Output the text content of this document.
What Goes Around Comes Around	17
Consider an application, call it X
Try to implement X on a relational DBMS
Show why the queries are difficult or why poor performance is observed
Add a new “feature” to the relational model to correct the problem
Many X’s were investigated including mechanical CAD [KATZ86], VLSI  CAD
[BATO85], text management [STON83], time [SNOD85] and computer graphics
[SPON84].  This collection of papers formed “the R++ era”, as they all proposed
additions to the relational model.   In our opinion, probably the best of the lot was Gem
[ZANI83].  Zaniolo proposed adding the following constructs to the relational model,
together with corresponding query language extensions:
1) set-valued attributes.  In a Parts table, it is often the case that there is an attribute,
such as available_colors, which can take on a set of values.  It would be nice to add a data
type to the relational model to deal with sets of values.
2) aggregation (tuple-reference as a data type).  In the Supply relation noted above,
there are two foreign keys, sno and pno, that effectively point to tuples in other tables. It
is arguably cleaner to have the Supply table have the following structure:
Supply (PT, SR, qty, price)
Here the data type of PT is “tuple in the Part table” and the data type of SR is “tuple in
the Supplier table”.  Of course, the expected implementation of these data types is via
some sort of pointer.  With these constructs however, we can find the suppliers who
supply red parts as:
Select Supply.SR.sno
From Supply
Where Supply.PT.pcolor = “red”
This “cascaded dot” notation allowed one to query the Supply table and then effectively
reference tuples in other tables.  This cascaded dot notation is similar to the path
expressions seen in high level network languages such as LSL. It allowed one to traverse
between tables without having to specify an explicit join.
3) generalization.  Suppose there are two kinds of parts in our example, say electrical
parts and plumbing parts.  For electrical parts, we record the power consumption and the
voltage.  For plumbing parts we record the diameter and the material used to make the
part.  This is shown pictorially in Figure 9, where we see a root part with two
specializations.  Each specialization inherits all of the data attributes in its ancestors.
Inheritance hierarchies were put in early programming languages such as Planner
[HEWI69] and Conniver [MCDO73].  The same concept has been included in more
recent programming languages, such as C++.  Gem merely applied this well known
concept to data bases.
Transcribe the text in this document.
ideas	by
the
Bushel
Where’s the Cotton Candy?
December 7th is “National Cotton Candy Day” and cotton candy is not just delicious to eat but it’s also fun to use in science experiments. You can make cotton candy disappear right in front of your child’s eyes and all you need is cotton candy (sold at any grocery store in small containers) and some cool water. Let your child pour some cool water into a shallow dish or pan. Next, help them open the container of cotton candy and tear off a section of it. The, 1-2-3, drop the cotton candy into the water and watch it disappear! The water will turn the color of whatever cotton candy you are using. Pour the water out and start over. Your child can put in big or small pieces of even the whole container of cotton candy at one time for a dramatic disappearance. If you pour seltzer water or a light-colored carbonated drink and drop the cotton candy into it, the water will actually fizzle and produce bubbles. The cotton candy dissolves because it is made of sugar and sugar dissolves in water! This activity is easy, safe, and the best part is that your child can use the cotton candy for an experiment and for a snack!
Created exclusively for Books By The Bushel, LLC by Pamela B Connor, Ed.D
--- --- ---
■ Description of the task ■
In the data above, tally the lines holding "tables" and answer with the figure only.

■ Task response ■
3